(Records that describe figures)
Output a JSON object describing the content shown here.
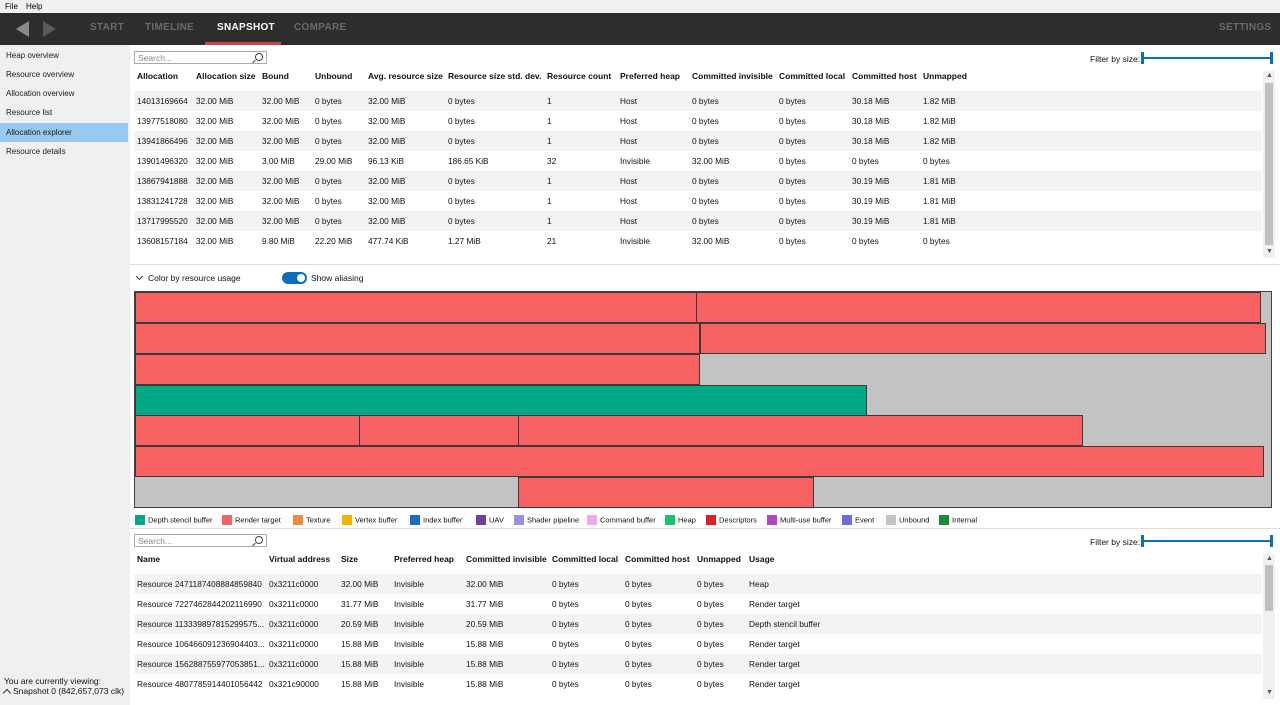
{
  "menu": {
    "file": "File",
    "help": "Help"
  },
  "nav": {
    "tabs": [
      {
        "label": "START"
      },
      {
        "label": "TIMELINE"
      },
      {
        "label": "SNAPSHOT"
      },
      {
        "label": "COMPARE"
      }
    ],
    "settings": "SETTINGS",
    "accent": "#d0414e"
  },
  "sidebar": {
    "items": [
      {
        "label": "Heap overview"
      },
      {
        "label": "Resource overview"
      },
      {
        "label": "Allocation overview"
      },
      {
        "label": "Resource list"
      },
      {
        "label": "Allocation explorer"
      },
      {
        "label": "Resource details"
      }
    ],
    "active_index": 4,
    "viewing_label": "You are currently viewing:",
    "snapshot_label": "Snapshot 0 (842,657,073 clk)"
  },
  "top_panel": {
    "search_placeholder": "Search...",
    "filter_label": "Filter by size:",
    "columns": [
      "Allocation",
      "Allocation size",
      "Bound",
      "Unbound",
      "Avg. resource size",
      "Resource size std. dev.",
      "Resource count",
      "Preferred heap",
      "Committed invisible",
      "Committed local",
      "Committed host",
      "Unmapped"
    ],
    "rows": [
      [
        "14013169664",
        "32.00 MiB",
        "32.00 MiB",
        "0 bytes",
        "32.00 MiB",
        "0 bytes",
        "1",
        "Host",
        "0 bytes",
        "0 bytes",
        "30.18 MiB",
        "1.82 MiB"
      ],
      [
        "13977518080",
        "32.00 MiB",
        "32.00 MiB",
        "0 bytes",
        "32.00 MiB",
        "0 bytes",
        "1",
        "Host",
        "0 bytes",
        "0 bytes",
        "30.18 MiB",
        "1.82 MiB"
      ],
      [
        "13941866496",
        "32.00 MiB",
        "32.00 MiB",
        "0 bytes",
        "32.00 MiB",
        "0 bytes",
        "1",
        "Host",
        "0 bytes",
        "0 bytes",
        "30.18 MiB",
        "1.82 MiB"
      ],
      [
        "13901496320",
        "32.00 MiB",
        "3.00 MiB",
        "29.00 MiB",
        "96.13 KiB",
        "186.65 KiB",
        "32",
        "Invisible",
        "32.00 MiB",
        "0 bytes",
        "0 bytes",
        "0 bytes"
      ],
      [
        "13867941888",
        "32.00 MiB",
        "32.00 MiB",
        "0 bytes",
        "32.00 MiB",
        "0 bytes",
        "1",
        "Host",
        "0 bytes",
        "0 bytes",
        "30.19 MiB",
        "1.81 MiB"
      ],
      [
        "13831241728",
        "32.00 MiB",
        "32.00 MiB",
        "0 bytes",
        "32.00 MiB",
        "0 bytes",
        "1",
        "Host",
        "0 bytes",
        "0 bytes",
        "30.19 MiB",
        "1.81 MiB"
      ],
      [
        "13717995520",
        "32.00 MiB",
        "32.00 MiB",
        "0 bytes",
        "32.00 MiB",
        "0 bytes",
        "1",
        "Host",
        "0 bytes",
        "0 bytes",
        "30.19 MiB",
        "1.81 MiB"
      ],
      [
        "13608157184",
        "32.00 MiB",
        "9.80 MiB",
        "22.20 MiB",
        "477.74 KiB",
        "1.27 MiB",
        "21",
        "Invisible",
        "32.00 MiB",
        "0 bytes",
        "0 bytes",
        "0 bytes"
      ]
    ]
  },
  "visualization": {
    "color_label": "Color by resource usage",
    "aliasing_label": "Show aliasing",
    "aliasing_on": true,
    "legend": [
      {
        "label": "Depth stencil buffer",
        "color": "#00a885"
      },
      {
        "label": "Render target",
        "color": "#f86262"
      },
      {
        "label": "Texture",
        "color": "#e88a43"
      },
      {
        "label": "Vertex buffer",
        "color": "#f5b400"
      },
      {
        "label": "Index buffer",
        "color": "#1b6dc4"
      },
      {
        "label": "UAV",
        "color": "#7040a0"
      },
      {
        "label": "Shader pipeline",
        "color": "#9f8fd8"
      },
      {
        "label": "Command buffer",
        "color": "#f5a8e4"
      },
      {
        "label": "Heap",
        "color": "#14c46e"
      },
      {
        "label": "Descriptors",
        "color": "#d9202a"
      },
      {
        "label": "Multi-use buffer",
        "color": "#b045c8"
      },
      {
        "label": "Event",
        "color": "#6a6ad8"
      },
      {
        "label": "Unbound",
        "color": "#c3c3c3"
      },
      {
        "label": "Internal",
        "color": "#1a8a3e"
      }
    ]
  },
  "bottom_panel": {
    "search_placeholder": "Search...",
    "filter_label": "Filter by size:",
    "columns": [
      "Name",
      "Virtual address",
      "Size",
      "Preferred heap",
      "Committed invisible",
      "Committed local",
      "Committed host",
      "Unmapped",
      "Usage"
    ],
    "rows": [
      [
        "Resource 2471187408884859840",
        "0x3211c0000",
        "32.00 MiB",
        "Invisible",
        "32.00 MiB",
        "0 bytes",
        "0 bytes",
        "0 bytes",
        "Heap"
      ],
      [
        "Resource 7227462844202116990",
        "0x3211c0000",
        "31.77 MiB",
        "Invisible",
        "31.77 MiB",
        "0 bytes",
        "0 bytes",
        "0 bytes",
        "Render target"
      ],
      [
        "Resource 113339897815299575...",
        "0x3211c0000",
        "20.59 MiB",
        "Invisible",
        "20.59 MiB",
        "0 bytes",
        "0 bytes",
        "0 bytes",
        "Depth stencil buffer"
      ],
      [
        "Resource 106466091236904403...",
        "0x3211c0000",
        "15.88 MiB",
        "Invisible",
        "15.88 MiB",
        "0 bytes",
        "0 bytes",
        "0 bytes",
        "Render target"
      ],
      [
        "Resource 156288755977053851...",
        "0x3211c0000",
        "15.88 MiB",
        "Invisible",
        "15.88 MiB",
        "0 bytes",
        "0 bytes",
        "0 bytes",
        "Render target"
      ],
      [
        "Resource 4807785914401056442",
        "0x321c90000",
        "15.88 MiB",
        "Invisible",
        "15.88 MiB",
        "0 bytes",
        "0 bytes",
        "0 bytes",
        "Render target"
      ]
    ]
  }
}
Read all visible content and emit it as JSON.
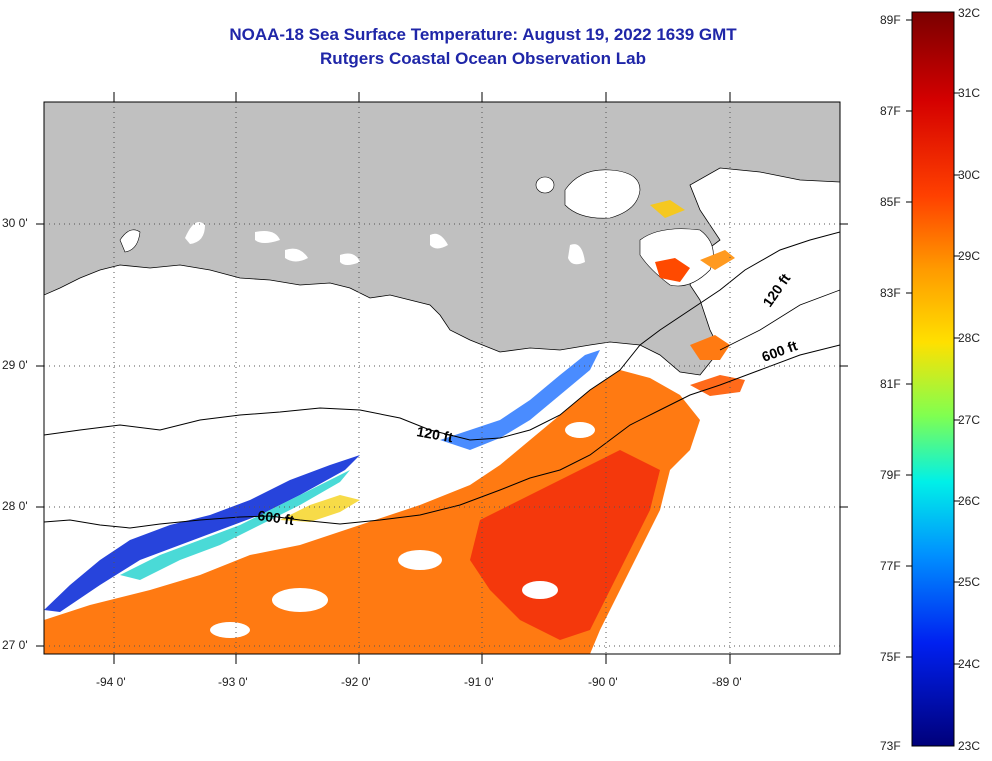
{
  "title": {
    "line1": "NOAA-18 Sea Surface Temperature:  August 19, 2022 1639 GMT",
    "line2": "Rutgers Coastal Ocean Observation Lab"
  },
  "map": {
    "x_ticks": [
      "-94 0'",
      "-93 0'",
      "-92 0'",
      "-91 0'",
      "-90 0'",
      "-89 0'"
    ],
    "y_ticks": [
      "30 0'",
      "29 0'",
      "28 0'",
      "27 0'"
    ],
    "isobath_labels": [
      "120 ft",
      "600 ft",
      "120 ft",
      "600 ft"
    ],
    "land_color": "#c0c0c0",
    "cloud_color": "#ffffff"
  },
  "colorbar": {
    "fahrenheit_labels": [
      "89F",
      "87F",
      "85F",
      "83F",
      "81F",
      "79F",
      "77F",
      "75F",
      "73F"
    ],
    "celsius_labels": [
      "32C",
      "31C",
      "30C",
      "29C",
      "28C",
      "27C",
      "26C",
      "25C",
      "24C",
      "23C"
    ],
    "colors": [
      "#7a0000",
      "#cc0000",
      "#ff2a00",
      "#ff7a00",
      "#ffc400",
      "#e6ff00",
      "#7fff60",
      "#00ffe0",
      "#00aaff",
      "#0044ff",
      "#0000c8",
      "#00007a"
    ]
  }
}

— AIM —
Skip the images and write out the rest of the listing exactly.

— COMPLETE OUTPUT —
Output a JSON object describing the content shown here.
{
  "menu": {
    "file": "File",
    "help": "Help"
  },
  "nav": {
    "tabs": [
      {
        "label": "START"
      },
      {
        "label": "TIMELINE"
      },
      {
        "label": "SNAPSHOT"
      },
      {
        "label": "COMPARE"
      }
    ],
    "settings": "SETTINGS",
    "accent": "#d0414e"
  },
  "sidebar": {
    "items": [
      {
        "label": "Heap overview"
      },
      {
        "label": "Resource overview"
      },
      {
        "label": "Allocation overview"
      },
      {
        "label": "Resource list"
      },
      {
        "label": "Allocation explorer"
      },
      {
        "label": "Resource details"
      }
    ],
    "active_index": 4,
    "viewing_label": "You are currently viewing:",
    "snapshot_label": "Snapshot 0 (842,657,073 clk)"
  },
  "top_panel": {
    "search_placeholder": "Search...",
    "filter_label": "Filter by size:",
    "columns": [
      "Allocation",
      "Allocation size",
      "Bound",
      "Unbound",
      "Avg. resource size",
      "Resource size std. dev.",
      "Resource count",
      "Preferred heap",
      "Committed invisible",
      "Committed local",
      "Committed host",
      "Unmapped"
    ],
    "rows": [
      [
        "14013169664",
        "32.00 MiB",
        "32.00 MiB",
        "0 bytes",
        "32.00 MiB",
        "0 bytes",
        "1",
        "Host",
        "0 bytes",
        "0 bytes",
        "30.18 MiB",
        "1.82 MiB"
      ],
      [
        "13977518080",
        "32.00 MiB",
        "32.00 MiB",
        "0 bytes",
        "32.00 MiB",
        "0 bytes",
        "1",
        "Host",
        "0 bytes",
        "0 bytes",
        "30.18 MiB",
        "1.82 MiB"
      ],
      [
        "13941866496",
        "32.00 MiB",
        "32.00 MiB",
        "0 bytes",
        "32.00 MiB",
        "0 bytes",
        "1",
        "Host",
        "0 bytes",
        "0 bytes",
        "30.18 MiB",
        "1.82 MiB"
      ],
      [
        "13901496320",
        "32.00 MiB",
        "3.00 MiB",
        "29.00 MiB",
        "96.13 KiB",
        "186.65 KiB",
        "32",
        "Invisible",
        "32.00 MiB",
        "0 bytes",
        "0 bytes",
        "0 bytes"
      ],
      [
        "13867941888",
        "32.00 MiB",
        "32.00 MiB",
        "0 bytes",
        "32.00 MiB",
        "0 bytes",
        "1",
        "Host",
        "0 bytes",
        "0 bytes",
        "30.19 MiB",
        "1.81 MiB"
      ],
      [
        "13831241728",
        "32.00 MiB",
        "32.00 MiB",
        "0 bytes",
        "32.00 MiB",
        "0 bytes",
        "1",
        "Host",
        "0 bytes",
        "0 bytes",
        "30.19 MiB",
        "1.81 MiB"
      ],
      [
        "13717995520",
        "32.00 MiB",
        "32.00 MiB",
        "0 bytes",
        "32.00 MiB",
        "0 bytes",
        "1",
        "Host",
        "0 bytes",
        "0 bytes",
        "30.19 MiB",
        "1.81 MiB"
      ],
      [
        "13608157184",
        "32.00 MiB",
        "9.80 MiB",
        "22.20 MiB",
        "477.74 KiB",
        "1.27 MiB",
        "21",
        "Invisible",
        "32.00 MiB",
        "0 bytes",
        "0 bytes",
        "0 bytes"
      ]
    ]
  },
  "visualization": {
    "color_label": "Color by resource usage",
    "aliasing_label": "Show aliasing",
    "aliasing_on": true,
    "legend": [
      {
        "label": "Depth stencil buffer",
        "color": "#00a885"
      },
      {
        "label": "Render target",
        "color": "#f86262"
      },
      {
        "label": "Texture",
        "color": "#e88a43"
      },
      {
        "label": "Vertex buffer",
        "color": "#f5b400"
      },
      {
        "label": "Index buffer",
        "color": "#1b6dc4"
      },
      {
        "label": "UAV",
        "color": "#7040a0"
      },
      {
        "label": "Shader pipeline",
        "color": "#9f8fd8"
      },
      {
        "label": "Command buffer",
        "color": "#f5a8e4"
      },
      {
        "label": "Heap",
        "color": "#14c46e"
      },
      {
        "label": "Descriptors",
        "color": "#d9202a"
      },
      {
        "label": "Multi-use buffer",
        "color": "#b045c8"
      },
      {
        "label": "Event",
        "color": "#6a6ad8"
      },
      {
        "label": "Unbound",
        "color": "#c3c3c3"
      },
      {
        "label": "Internal",
        "color": "#1a8a3e"
      }
    ]
  },
  "bottom_panel": {
    "search_placeholder": "Search...",
    "filter_label": "Filter by size:",
    "columns": [
      "Name",
      "Virtual address",
      "Size",
      "Preferred heap",
      "Committed invisible",
      "Committed local",
      "Committed host",
      "Unmapped",
      "Usage"
    ],
    "rows": [
      [
        "Resource 2471187408884859840",
        "0x3211c0000",
        "32.00 MiB",
        "Invisible",
        "32.00 MiB",
        "0 bytes",
        "0 bytes",
        "0 bytes",
        "Heap"
      ],
      [
        "Resource 7227462844202116990",
        "0x3211c0000",
        "31.77 MiB",
        "Invisible",
        "31.77 MiB",
        "0 bytes",
        "0 bytes",
        "0 bytes",
        "Render target"
      ],
      [
        "Resource 113339897815299575...",
        "0x3211c0000",
        "20.59 MiB",
        "Invisible",
        "20.59 MiB",
        "0 bytes",
        "0 bytes",
        "0 bytes",
        "Depth stencil buffer"
      ],
      [
        "Resource 106466091236904403...",
        "0x3211c0000",
        "15.88 MiB",
        "Invisible",
        "15.88 MiB",
        "0 bytes",
        "0 bytes",
        "0 bytes",
        "Render target"
      ],
      [
        "Resource 156288755977053851...",
        "0x3211c0000",
        "15.88 MiB",
        "Invisible",
        "15.88 MiB",
        "0 bytes",
        "0 bytes",
        "0 bytes",
        "Render target"
      ],
      [
        "Resource 4807785914401056442",
        "0x321c90000",
        "15.88 MiB",
        "Invisible",
        "15.88 MiB",
        "0 bytes",
        "0 bytes",
        "0 bytes",
        "Render target"
      ]
    ]
  }
}
Read all visible content and emit it as JSON.
{
  "title": {
    "line1": "NOAA-18 Sea Surface Temperature:  August 19, 2022 1639 GMT",
    "line2": "Rutgers Coastal Ocean Observation Lab"
  },
  "map": {
    "x_ticks": [
      "-94 0'",
      "-93 0'",
      "-92 0'",
      "-91 0'",
      "-90 0'",
      "-89 0'"
    ],
    "y_ticks": [
      "30 0'",
      "29 0'",
      "28 0'",
      "27 0'"
    ],
    "isobath_labels": [
      "120 ft",
      "600 ft",
      "120 ft",
      "600 ft"
    ],
    "land_color": "#c0c0c0",
    "cloud_color": "#ffffff"
  },
  "colorbar": {
    "fahrenheit_labels": [
      "89F",
      "87F",
      "85F",
      "83F",
      "81F",
      "79F",
      "77F",
      "75F",
      "73F"
    ],
    "celsius_labels": [
      "32C",
      "31C",
      "30C",
      "29C",
      "28C",
      "27C",
      "26C",
      "25C",
      "24C",
      "23C"
    ],
    "colors": [
      "#7a0000",
      "#cc0000",
      "#ff2a00",
      "#ff7a00",
      "#ffc400",
      "#e6ff00",
      "#7fff60",
      "#00ffe0",
      "#00aaff",
      "#0044ff",
      "#0000c8",
      "#00007a"
    ]
  }
}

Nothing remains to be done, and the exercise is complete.